Aim:
Below are the records; locate each line with the word "содержание" and copy it.

Task inputs:
━━━━━━━━━━━━━━━━━━━━
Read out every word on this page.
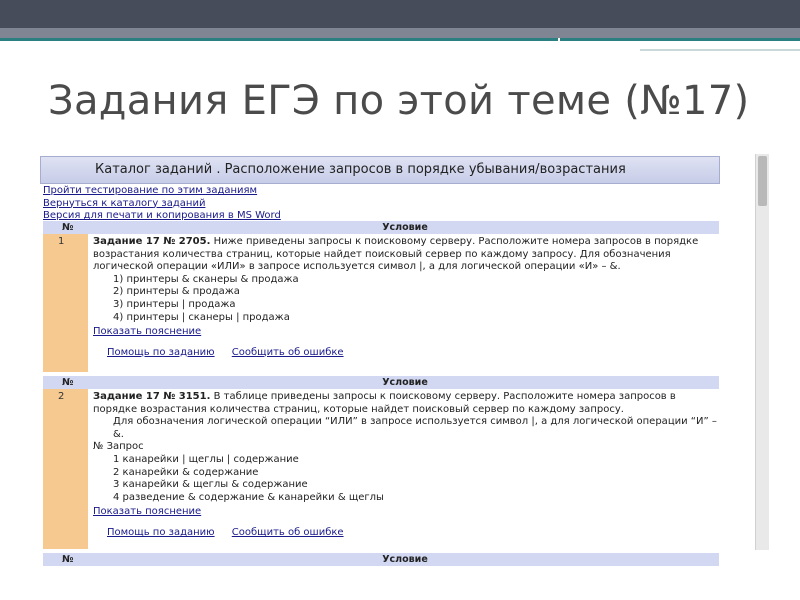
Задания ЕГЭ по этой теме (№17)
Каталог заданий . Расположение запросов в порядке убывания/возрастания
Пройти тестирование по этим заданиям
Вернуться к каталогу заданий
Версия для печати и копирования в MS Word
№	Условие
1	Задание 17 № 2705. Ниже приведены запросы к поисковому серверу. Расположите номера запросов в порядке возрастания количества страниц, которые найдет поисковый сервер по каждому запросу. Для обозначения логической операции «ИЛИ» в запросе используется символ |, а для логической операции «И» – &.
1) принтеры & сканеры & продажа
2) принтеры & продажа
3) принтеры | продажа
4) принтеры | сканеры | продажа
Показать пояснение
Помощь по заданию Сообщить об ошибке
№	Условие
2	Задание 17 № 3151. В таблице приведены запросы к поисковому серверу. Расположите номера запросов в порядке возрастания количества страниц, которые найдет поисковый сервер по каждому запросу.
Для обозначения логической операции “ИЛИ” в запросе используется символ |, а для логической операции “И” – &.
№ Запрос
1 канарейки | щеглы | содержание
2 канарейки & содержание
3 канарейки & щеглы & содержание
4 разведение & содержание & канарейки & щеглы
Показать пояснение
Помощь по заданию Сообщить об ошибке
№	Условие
━━━━━━━━━━━━━━━━━━━━
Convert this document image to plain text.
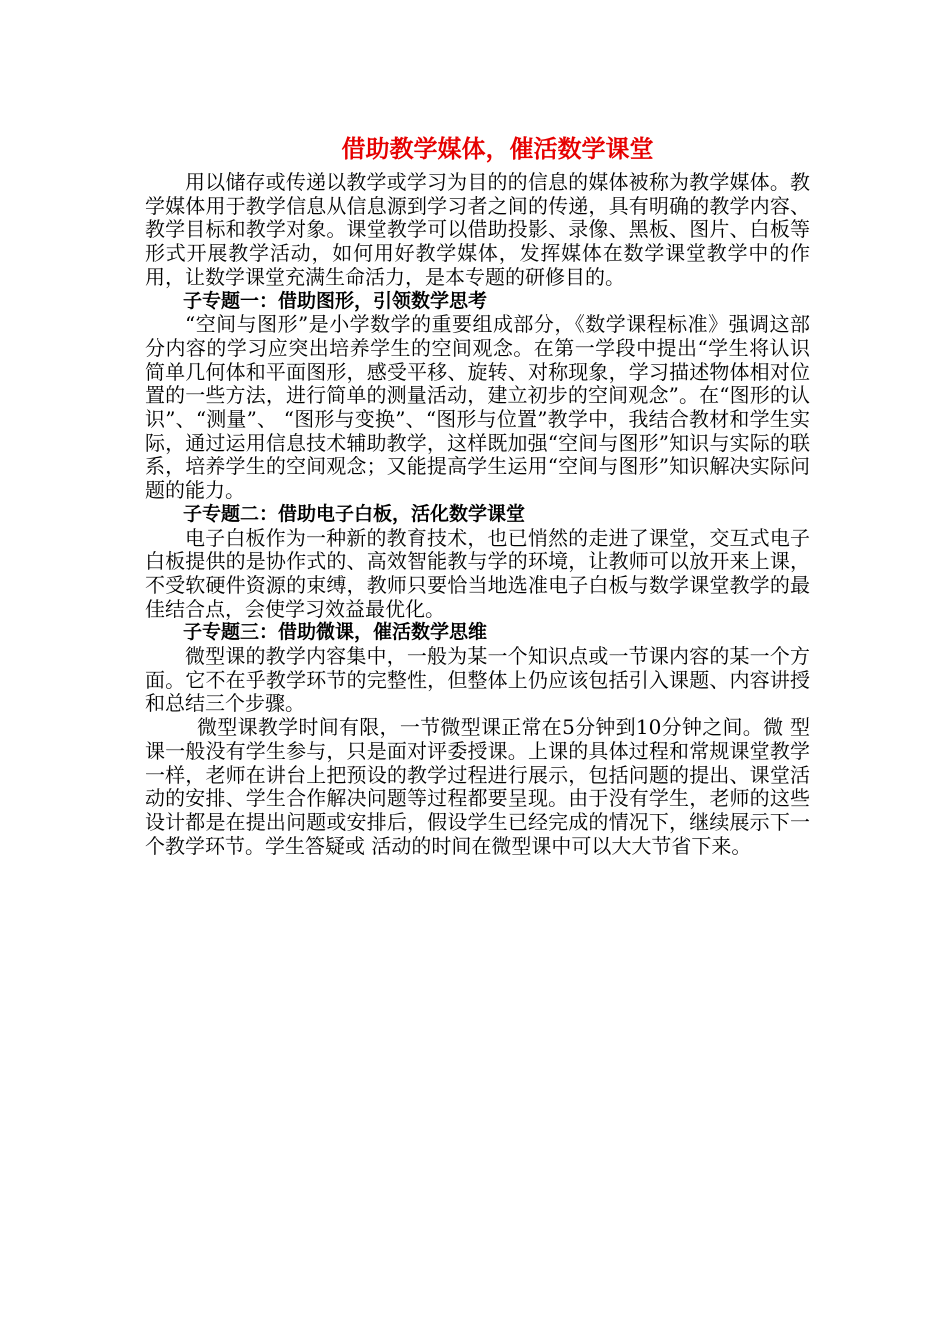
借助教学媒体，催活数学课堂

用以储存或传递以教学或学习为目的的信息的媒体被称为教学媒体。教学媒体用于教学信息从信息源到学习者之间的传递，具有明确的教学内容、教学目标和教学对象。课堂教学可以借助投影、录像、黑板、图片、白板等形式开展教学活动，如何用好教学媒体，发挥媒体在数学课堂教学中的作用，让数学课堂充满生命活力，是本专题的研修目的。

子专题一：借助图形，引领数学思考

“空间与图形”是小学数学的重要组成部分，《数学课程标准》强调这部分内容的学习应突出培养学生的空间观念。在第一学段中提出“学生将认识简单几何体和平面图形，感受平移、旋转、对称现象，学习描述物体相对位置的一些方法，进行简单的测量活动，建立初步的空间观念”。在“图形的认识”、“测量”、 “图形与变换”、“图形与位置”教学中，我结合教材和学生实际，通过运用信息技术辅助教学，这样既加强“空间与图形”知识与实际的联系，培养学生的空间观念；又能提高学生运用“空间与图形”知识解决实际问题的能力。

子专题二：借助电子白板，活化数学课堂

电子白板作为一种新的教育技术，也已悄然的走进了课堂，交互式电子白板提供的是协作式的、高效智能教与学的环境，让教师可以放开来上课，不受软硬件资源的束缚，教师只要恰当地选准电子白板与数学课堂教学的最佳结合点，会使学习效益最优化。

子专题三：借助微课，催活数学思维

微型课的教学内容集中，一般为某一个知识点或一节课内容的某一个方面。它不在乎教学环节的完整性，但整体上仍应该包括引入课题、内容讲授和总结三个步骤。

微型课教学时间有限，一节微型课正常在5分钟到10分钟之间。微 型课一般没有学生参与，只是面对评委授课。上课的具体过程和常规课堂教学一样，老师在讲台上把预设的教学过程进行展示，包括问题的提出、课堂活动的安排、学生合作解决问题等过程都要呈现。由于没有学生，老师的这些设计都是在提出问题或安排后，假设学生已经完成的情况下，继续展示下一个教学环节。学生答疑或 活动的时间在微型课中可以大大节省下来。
━━━━━━━━━━━━━━━━━━━━
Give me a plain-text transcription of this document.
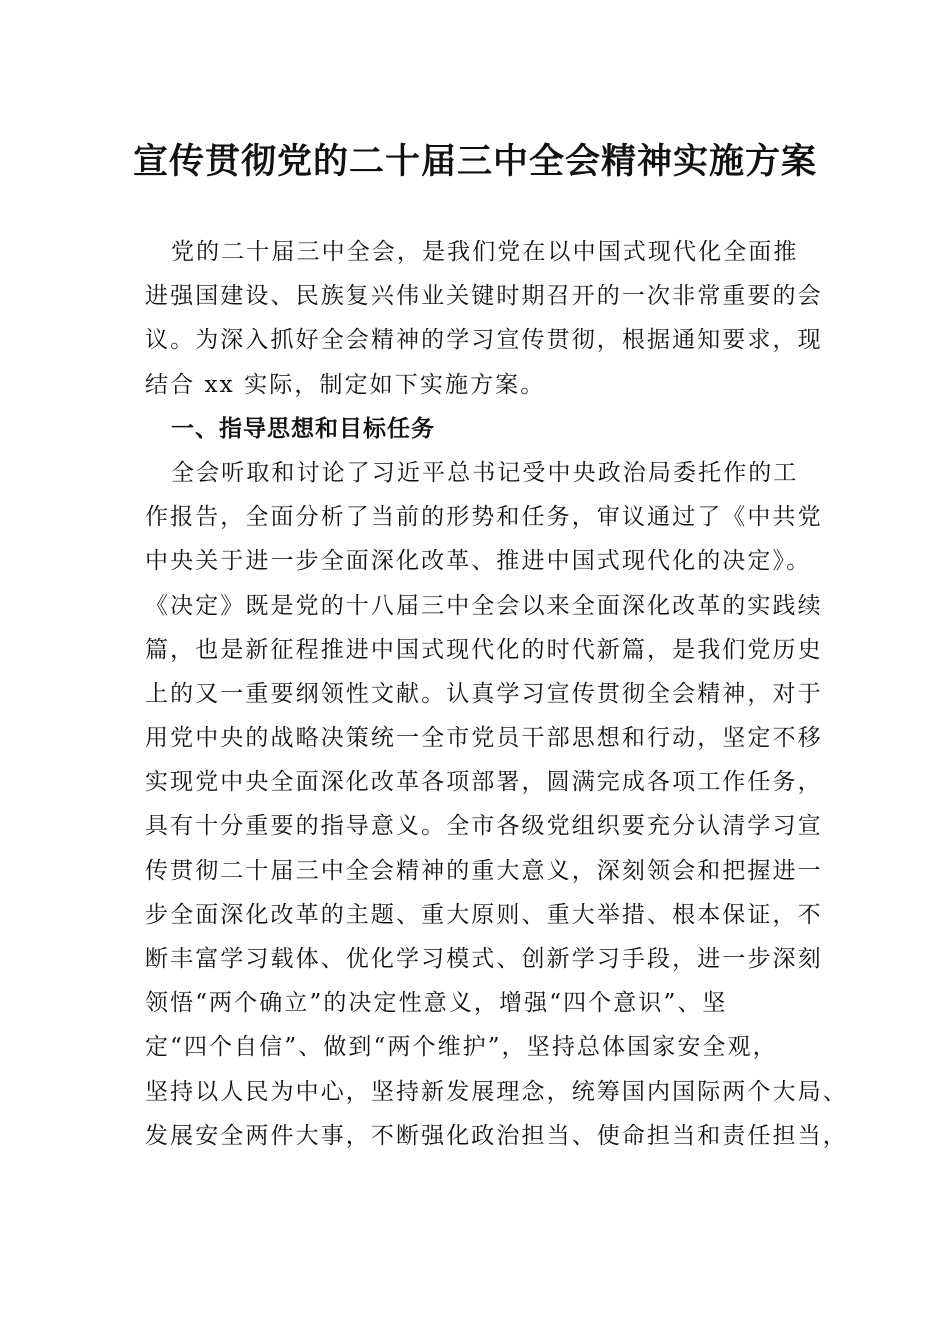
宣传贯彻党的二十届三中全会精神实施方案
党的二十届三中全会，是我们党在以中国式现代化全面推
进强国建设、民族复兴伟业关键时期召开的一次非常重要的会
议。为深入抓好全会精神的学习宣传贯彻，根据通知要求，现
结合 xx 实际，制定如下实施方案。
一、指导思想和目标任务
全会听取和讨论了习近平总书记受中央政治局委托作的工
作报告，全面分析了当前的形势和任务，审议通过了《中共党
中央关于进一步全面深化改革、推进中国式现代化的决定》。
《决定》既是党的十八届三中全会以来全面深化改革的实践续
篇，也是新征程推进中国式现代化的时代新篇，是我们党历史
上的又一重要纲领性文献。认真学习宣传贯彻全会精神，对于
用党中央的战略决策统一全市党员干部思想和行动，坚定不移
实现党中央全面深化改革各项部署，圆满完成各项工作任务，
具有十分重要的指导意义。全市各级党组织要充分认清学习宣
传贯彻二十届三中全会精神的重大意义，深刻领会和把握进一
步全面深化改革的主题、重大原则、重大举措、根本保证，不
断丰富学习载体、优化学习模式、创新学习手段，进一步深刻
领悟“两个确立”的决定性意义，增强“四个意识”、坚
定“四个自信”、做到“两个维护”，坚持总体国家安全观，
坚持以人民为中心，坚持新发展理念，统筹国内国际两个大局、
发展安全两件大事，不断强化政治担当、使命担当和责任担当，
━━━━━━━━━━━━━━━━━━━━
Problem solution:
1 канарейки | щеглы | содержание
2 канарейки & содержание
3 канарейки & щеглы & содержание
4 разведение & содержание & канарейки & щеглы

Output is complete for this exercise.